### [Exercise objective]
Write out the material again exactly, please, and omit the pictures.

### [Supplied records]

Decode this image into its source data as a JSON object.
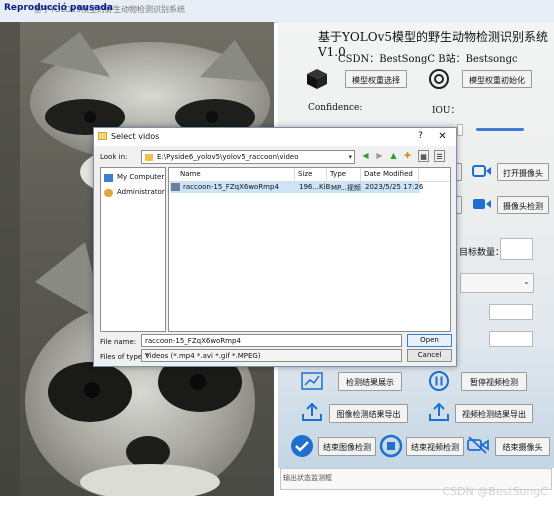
{
  "window": {
    "title": "基于YOLOv5模型的野生动物检测识别系统",
    "toast": "Reproducció pausada"
  },
  "app": {
    "title": "基于YOLOv5模型的野生动物检测识别系统V1.0",
    "csdn_line": "CSDN：BestSongC  B站：Bestsongc",
    "confidence_label": "Confidence:",
    "iou_label": "IOU：",
    "target_count_label": "目标数量：",
    "buttons": {
      "model_select": "模型权重选择",
      "model_init": "模型权重初始化",
      "open_camera": "打开摄像头",
      "camera_detect": "摄像头检测",
      "show_results": "检测结果展示",
      "pause_video": "暂停视频检测",
      "export_image": "图像检测结果导出",
      "export_video": "视频检测结果导出",
      "end_image": "结束图像检测",
      "end_video": "结束视频检测",
      "end_camera": "结束摄像头"
    },
    "status_placeholder": "输出状态监测框"
  },
  "dialog": {
    "title": "Select vidos",
    "look_in_label": "Look in:",
    "look_in_path": "E:\\Pyside6_yolov5\\yolov5_raccoon\\video",
    "sidebar": [
      {
        "label": "My Computer",
        "icon": "computer-icon"
      },
      {
        "label": "Administrator",
        "icon": "user-icon"
      }
    ],
    "columns": [
      "Name",
      "Size",
      "Type",
      "Date Modified"
    ],
    "files": [
      {
        "name": "raccoon-15_FZqX6woRmp4",
        "size": "196...KiB",
        "type": "MP...视频",
        "date": "2023/5/25 17:26"
      }
    ],
    "file_name_label": "File name:",
    "file_name_value": "raccoon-15_FZqX6woRmp4",
    "file_type_label": "Files of type:",
    "file_type_value": "Videos (*.mp4 *.avi *.gif *.MPEG)",
    "open_label": "Open",
    "cancel_label": "Cancel"
  },
  "watermark": "CSDN @BestSongC"
}
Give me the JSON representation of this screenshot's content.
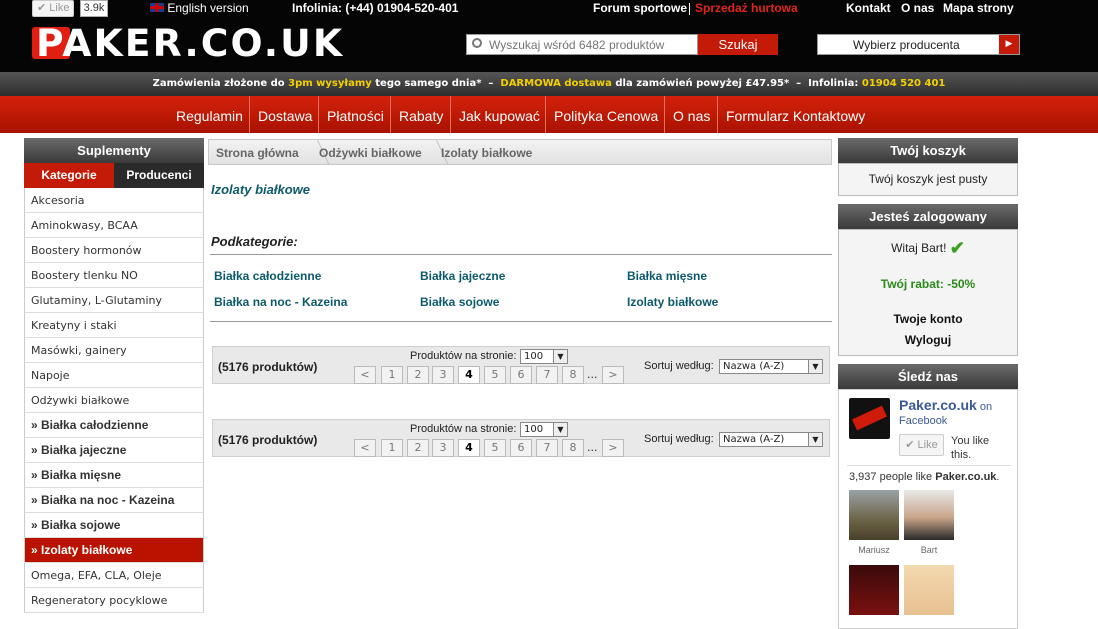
{
  "header": {
    "like_label": "Like",
    "like_count": "3.9k",
    "english_link": "English version",
    "infolinia": "Infolinia: (+44) 01904-520-401",
    "forum_link": "Forum sportowe",
    "wholesale_link": "Sprzedaż hurtowa",
    "contact_link": "Kontakt",
    "about_link": "O nas",
    "sitemap_link": "Mapa strony",
    "logo_text": "PAKER.CO.UK",
    "search_placeholder": "Wyszukaj wśród 6482 produktów",
    "search_button": "Szukaj",
    "producer_select": "Wybierz producenta"
  },
  "band": {
    "t1": "Zamówienia złożone do",
    "t2": "3pm wysyłamy",
    "t3": "tego samego dnia*",
    "t4": "DARMOWA dostawa",
    "t5": "dla zamówień powyżej £47.95*",
    "t6": "Infolinia:",
    "t7": "01904 520 401"
  },
  "nav": [
    "Regulamin",
    "Dostawa",
    "Płatności",
    "Rabaty",
    "Jak kupować",
    "Polityka Cenowa",
    "O nas",
    "Formularz Kontaktowy"
  ],
  "left": {
    "title": "Suplementy",
    "tab_categories": "Kategorie",
    "tab_producers": "Producenci",
    "items": [
      "Akcesoria",
      "Aminokwasy, BCAA",
      "Boostery hormonów",
      "Boostery tlenku NO",
      "Glutaminy, L-Glutaminy",
      "Kreatyny i staki",
      "Masówki, gainery",
      "Napoje",
      "Odżywki białkowe",
      "» Białka całodzienne",
      "» Białka jajeczne",
      "» Białka mięsne",
      "» Białka na noc - Kazeina",
      "» Białka sojowe",
      "» Izolaty białkowe",
      "Omega, EFA, CLA, Oleje",
      "Regeneratory pocyklowe"
    ]
  },
  "main": {
    "breadcrumb": [
      "Strona główna",
      "Odżywki białkowe",
      "Izolaty białkowe"
    ],
    "page_title": "Izolaty białkowe",
    "subcat_heading": "Podkategorie:",
    "subcats": [
      "Białka całodzienne",
      "Białka jajeczne",
      "Białka mięsne",
      "Białka na noc - Kazeina",
      "Białka sojowe",
      "Izolaty białkowe"
    ],
    "pager": {
      "count": "(5176 produktów)",
      "per_page_label": "Produktów na stronie:",
      "per_page_value": "100",
      "sort_label": "Sortuj według:",
      "sort_value": "Nazwa (A-Z)",
      "prev": "<",
      "next": ">",
      "pages": [
        "1",
        "2",
        "3",
        "4",
        "5",
        "6",
        "7",
        "8"
      ],
      "current": "4",
      "ellipsis": "..."
    }
  },
  "right": {
    "cart_title": "Twój koszyk",
    "cart_text": "Twój koszyk jest pusty",
    "login_title": "Jesteś zalogowany",
    "welcome": "Witaj Bart!",
    "discount": "Twój rabat: -50%",
    "account_link": "Twoje konto",
    "logout_link": "Wyloguj",
    "follow_title": "Śledź nas",
    "fb_page": "Paker.co.uk",
    "fb_on": "on",
    "fb_facebook": "Facebook",
    "fb_like": "Like",
    "fb_you_like": "You like this.",
    "fb_count": "3,937 people like",
    "fb_count_name": "Paker.co.uk",
    "friends": [
      "Mariusz",
      "Bart"
    ]
  },
  "colors": {
    "accent": "#b91300",
    "link": "#0d5a6a",
    "green": "#2a8a1a",
    "yellow": "#f4d000"
  }
}
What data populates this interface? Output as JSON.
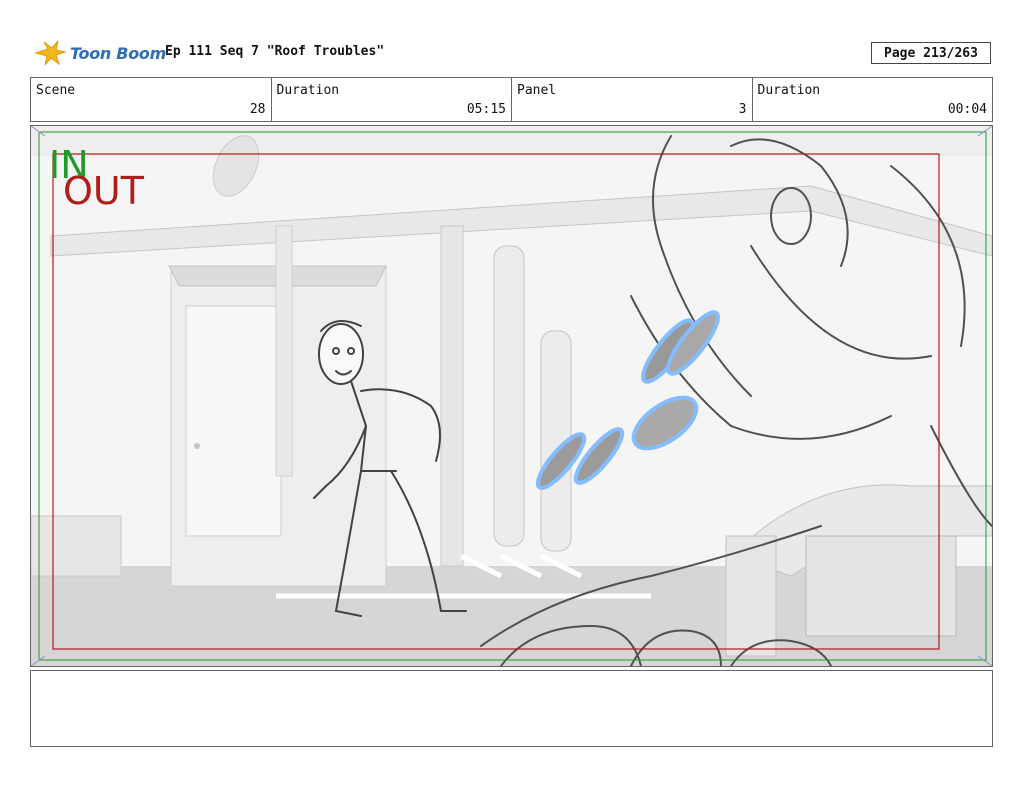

### [Task response]
Decode this image into its source data as a JSON object.
{
  "window": {
    "title": "基于YOLOv5模型的野生动物检测识别系统",
    "toast": "Reproducció pausada"
  },
  "app": {
    "title": "基于YOLOv5模型的野生动物检测识别系统V1.0",
    "csdn_line": "CSDN：BestSongC  B站：Bestsongc",
    "confidence_label": "Confidence:",
    "iou_label": "IOU：",
    "target_count_label": "目标数量：",
    "buttons": {
      "model_select": "模型权重选择",
      "model_init": "模型权重初始化",
      "open_camera": "打开摄像头",
      "camera_detect": "摄像头检测",
      "show_results": "检测结果展示",
      "pause_video": "暂停视频检测",
      "export_image": "图像检测结果导出",
      "export_video": "视频检测结果导出",
      "end_image": "结束图像检测",
      "end_video": "结束视频检测",
      "end_camera": "结束摄像头"
    },
    "status_placeholder": "输出状态监测框"
  },
  "dialog": {
    "title": "Select vidos",
    "look_in_label": "Look in:",
    "look_in_path": "E:\\Pyside6_yolov5\\yolov5_raccoon\\video",
    "sidebar": [
      {
        "label": "My Computer",
        "icon": "computer-icon"
      },
      {
        "label": "Administrator",
        "icon": "user-icon"
      }
    ],
    "columns": [
      "Name",
      "Size",
      "Type",
      "Date Modified"
    ],
    "files": [
      {
        "name": "raccoon-15_FZqX6woRmp4",
        "size": "196...KiB",
        "type": "MP...视频",
        "date": "2023/5/25 17:26"
      }
    ],
    "file_name_label": "File name:",
    "file_name_value": "raccoon-15_FZqX6woRmp4",
    "file_type_label": "Files of type:",
    "file_type_value": "Videos (*.mp4 *.avi *.gif *.MPEG)",
    "open_label": "Open",
    "cancel_label": "Cancel"
  },
  "watermark": "CSDN @BestSongC"
}
Give me the JSON representation of this screenshot's content.
{
  "header": {
    "like_label": "Like",
    "like_count": "3.9k",
    "english_link": "English version",
    "infolinia": "Infolinia: (+44) 01904-520-401",
    "forum_link": "Forum sportowe",
    "wholesale_link": "Sprzedaż hurtowa",
    "contact_link": "Kontakt",
    "about_link": "O nas",
    "sitemap_link": "Mapa strony",
    "logo_text": "PAKER.CO.UK",
    "search_placeholder": "Wyszukaj wśród 6482 produktów",
    "search_button": "Szukaj",
    "producer_select": "Wybierz producenta"
  },
  "band": {
    "t1": "Zamówienia złożone do",
    "t2": "3pm wysyłamy",
    "t3": "tego samego dnia*",
    "t4": "DARMOWA dostawa",
    "t5": "dla zamówień powyżej £47.95*",
    "t6": "Infolinia:",
    "t7": "01904 520 401"
  },
  "nav": [
    "Regulamin",
    "Dostawa",
    "Płatności",
    "Rabaty",
    "Jak kupować",
    "Polityka Cenowa",
    "O nas",
    "Formularz Kontaktowy"
  ],
  "left": {
    "title": "Suplementy",
    "tab_categories": "Kategorie",
    "tab_producers": "Producenci",
    "items": [
      "Akcesoria",
      "Aminokwasy, BCAA",
      "Boostery hormonów",
      "Boostery tlenku NO",
      "Glutaminy, L-Glutaminy",
      "Kreatyny i staki",
      "Masówki, gainery",
      "Napoje",
      "Odżywki białkowe",
      "» Białka całodzienne",
      "» Białka jajeczne",
      "» Białka mięsne",
      "» Białka na noc - Kazeina",
      "» Białka sojowe",
      "» Izolaty białkowe",
      "Omega, EFA, CLA, Oleje",
      "Regeneratory pocyklowe"
    ]
  },
  "main": {
    "breadcrumb": [
      "Strona główna",
      "Odżywki białkowe",
      "Izolaty białkowe"
    ],
    "page_title": "Izolaty białkowe",
    "subcat_heading": "Podkategorie:",
    "subcats": [
      "Białka całodzienne",
      "Białka jajeczne",
      "Białka mięsne",
      "Białka na noc - Kazeina",
      "Białka sojowe",
      "Izolaty białkowe"
    ],
    "pager": {
      "count": "(5176 produktów)",
      "per_page_label": "Produktów na stronie:",
      "per_page_value": "100",
      "sort_label": "Sortuj według:",
      "sort_value": "Nazwa (A-Z)",
      "prev": "<",
      "next": ">",
      "pages": [
        "1",
        "2",
        "3",
        "4",
        "5",
        "6",
        "7",
        "8"
      ],
      "current": "4",
      "ellipsis": "..."
    }
  },
  "right": {
    "cart_title": "Twój koszyk",
    "cart_text": "Twój koszyk jest pusty",
    "login_title": "Jesteś zalogowany",
    "welcome": "Witaj Bart!",
    "discount": "Twój rabat: -50%",
    "account_link": "Twoje konto",
    "logout_link": "Wyloguj",
    "follow_title": "Śledź nas",
    "fb_page": "Paker.co.uk",
    "fb_on": "on",
    "fb_facebook": "Facebook",
    "fb_like": "Like",
    "fb_you_like": "You like this.",
    "fb_count": "3,937 people like",
    "fb_count_name": "Paker.co.uk",
    "friends": [
      "Mariusz",
      "Bart"
    ]
  },
  "colors": {
    "accent": "#b91300",
    "link": "#0d5a6a",
    "green": "#2a8a1a",
    "yellow": "#f4d000"
  }
}
What data populates this interface? Output as JSON.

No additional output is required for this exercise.